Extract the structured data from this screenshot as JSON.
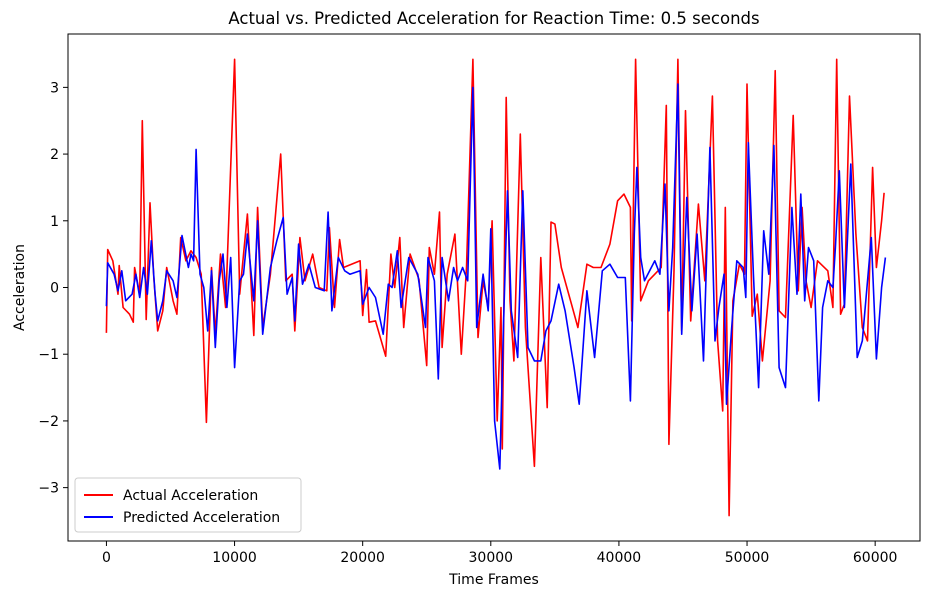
{
  "chart_data": {
    "type": "line",
    "title": "Actual vs. Predicted Acceleration for Reaction Time: 0.5 seconds",
    "xlabel": "Time Frames",
    "ylabel": "Acceleration",
    "xlim": [
      -3000,
      63500
    ],
    "ylim": [
      -3.8,
      3.8
    ],
    "xticks": [
      0,
      10000,
      20000,
      30000,
      40000,
      50000,
      60000
    ],
    "yticks": [
      -3,
      -2,
      -1,
      0,
      1,
      2,
      3
    ],
    "grid": false,
    "legend_position": "lower-left",
    "series": [
      {
        "name": "Actual Acceleration",
        "color": "#ff0000",
        "points": [
          [
            0,
            -0.68
          ],
          [
            100,
            0.57
          ],
          [
            500,
            0.4
          ],
          [
            900,
            -0.1
          ],
          [
            1000,
            0.33
          ],
          [
            1300,
            -0.3
          ],
          [
            1800,
            -0.4
          ],
          [
            2100,
            -0.52
          ],
          [
            2200,
            0.3
          ],
          [
            2600,
            -0.1
          ],
          [
            2800,
            2.5
          ],
          [
            3100,
            -0.48
          ],
          [
            3400,
            1.27
          ],
          [
            3700,
            0.15
          ],
          [
            4000,
            -0.65
          ],
          [
            4400,
            -0.35
          ],
          [
            4700,
            0.3
          ],
          [
            5200,
            -0.2
          ],
          [
            5500,
            -0.4
          ],
          [
            5800,
            0.75
          ],
          [
            6200,
            0.4
          ],
          [
            6600,
            0.55
          ],
          [
            7000,
            0.45
          ],
          [
            7400,
            0.2
          ],
          [
            7800,
            -2.02
          ],
          [
            8200,
            0.3
          ],
          [
            8500,
            -0.7
          ],
          [
            8900,
            0.5
          ],
          [
            9300,
            -0.3
          ],
          [
            10000,
            3.42
          ],
          [
            10400,
            -0.1
          ],
          [
            11000,
            1.1
          ],
          [
            11500,
            -0.72
          ],
          [
            11800,
            1.2
          ],
          [
            12200,
            -0.6
          ],
          [
            12800,
            0.2
          ],
          [
            13600,
            2.0
          ],
          [
            14000,
            0.1
          ],
          [
            14500,
            0.2
          ],
          [
            14700,
            -0.65
          ],
          [
            15100,
            0.75
          ],
          [
            15500,
            0.1
          ],
          [
            16100,
            0.5
          ],
          [
            16600,
            0.0
          ],
          [
            17200,
            -0.05
          ],
          [
            17400,
            0.9
          ],
          [
            17800,
            -0.3
          ],
          [
            18200,
            0.72
          ],
          [
            18500,
            0.3
          ],
          [
            19800,
            0.4
          ],
          [
            20000,
            -0.42
          ],
          [
            20300,
            0.27
          ],
          [
            20500,
            -0.52
          ],
          [
            21000,
            -0.5
          ],
          [
            21800,
            -1.03
          ],
          [
            22200,
            0.5
          ],
          [
            22500,
            0.0
          ],
          [
            22900,
            0.75
          ],
          [
            23200,
            -0.6
          ],
          [
            23700,
            0.5
          ],
          [
            24400,
            0.12
          ],
          [
            25000,
            -1.17
          ],
          [
            25200,
            0.6
          ],
          [
            25600,
            0.2
          ],
          [
            26000,
            1.13
          ],
          [
            26200,
            -0.9
          ],
          [
            26600,
            0.2
          ],
          [
            27200,
            0.8
          ],
          [
            27700,
            -1.0
          ],
          [
            28100,
            0.3
          ],
          [
            28600,
            3.42
          ],
          [
            29000,
            -0.75
          ],
          [
            29400,
            0.1
          ],
          [
            29800,
            -0.3
          ],
          [
            30100,
            1.0
          ],
          [
            30500,
            -2.0
          ],
          [
            30800,
            -0.3
          ],
          [
            30900,
            -2.42
          ],
          [
            31200,
            2.85
          ],
          [
            31500,
            -0.2
          ],
          [
            31800,
            -1.1
          ],
          [
            32300,
            2.3
          ],
          [
            32700,
            -0.6
          ],
          [
            33400,
            -2.68
          ],
          [
            33900,
            0.45
          ],
          [
            34400,
            -1.8
          ],
          [
            34700,
            0.98
          ],
          [
            35000,
            0.95
          ],
          [
            35500,
            0.3
          ],
          [
            36300,
            -0.25
          ],
          [
            36800,
            -0.6
          ],
          [
            37500,
            0.35
          ],
          [
            38000,
            0.3
          ],
          [
            38600,
            0.3
          ],
          [
            39300,
            0.65
          ],
          [
            39900,
            1.3
          ],
          [
            40400,
            1.4
          ],
          [
            40900,
            1.2
          ],
          [
            41000,
            -0.5
          ],
          [
            41300,
            3.42
          ],
          [
            41700,
            -0.2
          ],
          [
            42300,
            0.1
          ],
          [
            42800,
            0.2
          ],
          [
            43300,
            0.3
          ],
          [
            43700,
            2.73
          ],
          [
            43900,
            -2.35
          ],
          [
            44300,
            0.25
          ],
          [
            44600,
            3.42
          ],
          [
            44900,
            -0.65
          ],
          [
            45200,
            2.65
          ],
          [
            45600,
            -0.5
          ],
          [
            46200,
            1.25
          ],
          [
            46700,
            0.1
          ],
          [
            47300,
            2.87
          ],
          [
            47700,
            -0.8
          ],
          [
            48100,
            -1.85
          ],
          [
            48300,
            1.2
          ],
          [
            48600,
            -3.42
          ],
          [
            48900,
            -0.2
          ],
          [
            49400,
            0.35
          ],
          [
            49800,
            0.2
          ],
          [
            50000,
            3.05
          ],
          [
            50400,
            -0.43
          ],
          [
            50800,
            -0.1
          ],
          [
            51200,
            -1.1
          ],
          [
            51800,
            0.1
          ],
          [
            52200,
            3.25
          ],
          [
            52500,
            -0.35
          ],
          [
            53000,
            -0.45
          ],
          [
            53600,
            2.58
          ],
          [
            54000,
            -0.05
          ],
          [
            54300,
            1.2
          ],
          [
            54600,
            0.1
          ],
          [
            55000,
            -0.3
          ],
          [
            55500,
            0.4
          ],
          [
            56300,
            0.25
          ],
          [
            56700,
            -0.3
          ],
          [
            57000,
            3.42
          ],
          [
            57300,
            -0.4
          ],
          [
            57600,
            -0.25
          ],
          [
            58000,
            2.87
          ],
          [
            58500,
            0.8
          ],
          [
            59000,
            -0.6
          ],
          [
            59400,
            -0.8
          ],
          [
            59800,
            1.8
          ],
          [
            60100,
            0.3
          ],
          [
            60500,
            1.0
          ],
          [
            60700,
            1.42
          ]
        ]
      },
      {
        "name": "Predicted Acceleration",
        "color": "#0000ff",
        "points": [
          [
            0,
            -0.28
          ],
          [
            100,
            0.37
          ],
          [
            600,
            0.2
          ],
          [
            900,
            -0.05
          ],
          [
            1200,
            0.25
          ],
          [
            1500,
            -0.2
          ],
          [
            2000,
            -0.1
          ],
          [
            2300,
            0.2
          ],
          [
            2600,
            -0.15
          ],
          [
            2900,
            0.3
          ],
          [
            3200,
            -0.1
          ],
          [
            3500,
            0.7
          ],
          [
            3800,
            -0.1
          ],
          [
            4000,
            -0.5
          ],
          [
            4400,
            -0.2
          ],
          [
            4700,
            0.25
          ],
          [
            5200,
            0.1
          ],
          [
            5500,
            -0.15
          ],
          [
            5900,
            0.78
          ],
          [
            6400,
            0.3
          ],
          [
            6600,
            0.5
          ],
          [
            6800,
            0.4
          ],
          [
            7000,
            2.07
          ],
          [
            7300,
            0.2
          ],
          [
            7600,
            0.0
          ],
          [
            7900,
            -0.65
          ],
          [
            8200,
            0.25
          ],
          [
            8500,
            -0.9
          ],
          [
            8800,
            0.1
          ],
          [
            9100,
            0.5
          ],
          [
            9400,
            -0.3
          ],
          [
            9700,
            0.45
          ],
          [
            10000,
            -1.2
          ],
          [
            10400,
            0.1
          ],
          [
            10700,
            0.2
          ],
          [
            11000,
            0.8
          ],
          [
            11500,
            -0.2
          ],
          [
            11800,
            1.0
          ],
          [
            12200,
            -0.7
          ],
          [
            12800,
            0.3
          ],
          [
            13300,
            0.7
          ],
          [
            13800,
            1.05
          ],
          [
            14100,
            -0.1
          ],
          [
            14500,
            0.15
          ],
          [
            14700,
            -0.5
          ],
          [
            15000,
            0.65
          ],
          [
            15300,
            0.05
          ],
          [
            15800,
            0.35
          ],
          [
            16300,
            0.0
          ],
          [
            17000,
            -0.05
          ],
          [
            17300,
            1.13
          ],
          [
            17600,
            -0.35
          ],
          [
            18100,
            0.45
          ],
          [
            18600,
            0.25
          ],
          [
            19000,
            0.2
          ],
          [
            19800,
            0.25
          ],
          [
            20000,
            -0.25
          ],
          [
            20500,
            0.0
          ],
          [
            21000,
            -0.15
          ],
          [
            21600,
            -0.7
          ],
          [
            22000,
            0.05
          ],
          [
            22300,
            0.0
          ],
          [
            22700,
            0.55
          ],
          [
            23000,
            -0.3
          ],
          [
            23600,
            0.45
          ],
          [
            24300,
            0.2
          ],
          [
            24900,
            -0.6
          ],
          [
            25100,
            0.45
          ],
          [
            25600,
            0.1
          ],
          [
            25900,
            -1.37
          ],
          [
            26200,
            0.45
          ],
          [
            26700,
            -0.2
          ],
          [
            27100,
            0.3
          ],
          [
            27400,
            0.1
          ],
          [
            27800,
            0.3
          ],
          [
            28200,
            0.1
          ],
          [
            28600,
            3.0
          ],
          [
            28900,
            -0.6
          ],
          [
            29400,
            0.2
          ],
          [
            29800,
            -0.35
          ],
          [
            30000,
            0.88
          ],
          [
            30300,
            -2.0
          ],
          [
            30700,
            -2.72
          ],
          [
            31000,
            -0.5
          ],
          [
            31300,
            1.45
          ],
          [
            31600,
            -0.35
          ],
          [
            32100,
            -1.05
          ],
          [
            32500,
            1.45
          ],
          [
            32900,
            -0.9
          ],
          [
            33400,
            -1.1
          ],
          [
            33900,
            -1.1
          ],
          [
            34300,
            -0.65
          ],
          [
            34700,
            -0.5
          ],
          [
            35300,
            0.05
          ],
          [
            35800,
            -0.35
          ],
          [
            36500,
            -1.2
          ],
          [
            36900,
            -1.75
          ],
          [
            37500,
            -0.05
          ],
          [
            38100,
            -1.05
          ],
          [
            38700,
            0.25
          ],
          [
            39300,
            0.35
          ],
          [
            39900,
            0.15
          ],
          [
            40500,
            0.15
          ],
          [
            40900,
            -1.7
          ],
          [
            41200,
            0.8
          ],
          [
            41400,
            1.8
          ],
          [
            41700,
            0.45
          ],
          [
            42000,
            0.1
          ],
          [
            42800,
            0.4
          ],
          [
            43200,
            0.2
          ],
          [
            43600,
            1.55
          ],
          [
            43900,
            -0.35
          ],
          [
            44200,
            0.6
          ],
          [
            44600,
            3.05
          ],
          [
            44900,
            -0.7
          ],
          [
            45300,
            1.35
          ],
          [
            45700,
            -0.35
          ],
          [
            46100,
            0.8
          ],
          [
            46600,
            -1.1
          ],
          [
            47100,
            2.1
          ],
          [
            47500,
            -0.8
          ],
          [
            47800,
            -0.3
          ],
          [
            48200,
            0.2
          ],
          [
            48400,
            -1.75
          ],
          [
            48800,
            -0.6
          ],
          [
            49200,
            0.4
          ],
          [
            49700,
            0.3
          ],
          [
            49900,
            -0.15
          ],
          [
            50100,
            2.17
          ],
          [
            50500,
            0.2
          ],
          [
            50900,
            -1.5
          ],
          [
            51300,
            0.85
          ],
          [
            51700,
            0.2
          ],
          [
            52100,
            2.13
          ],
          [
            52500,
            -1.2
          ],
          [
            53000,
            -1.5
          ],
          [
            53500,
            1.2
          ],
          [
            53900,
            -0.1
          ],
          [
            54200,
            1.4
          ],
          [
            54500,
            -0.2
          ],
          [
            54800,
            0.6
          ],
          [
            55200,
            0.4
          ],
          [
            55600,
            -1.7
          ],
          [
            55900,
            -0.3
          ],
          [
            56300,
            0.1
          ],
          [
            56700,
            0.0
          ],
          [
            56900,
            0.6
          ],
          [
            57200,
            1.75
          ],
          [
            57600,
            -0.3
          ],
          [
            58100,
            1.85
          ],
          [
            58600,
            -1.05
          ],
          [
            59000,
            -0.8
          ],
          [
            59700,
            0.75
          ],
          [
            60100,
            -1.07
          ],
          [
            60500,
            0.0
          ],
          [
            60800,
            0.45
          ]
        ]
      }
    ]
  }
}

- - - -

• **Problem requirements**: Copy all lines of the listing above that contain the string "Predicted".

• **Response**:
    "title": "Actual vs. Predicted Acceleration for Reaction Time: 0.5 seconds",
        "name": "Predicted Acceleration",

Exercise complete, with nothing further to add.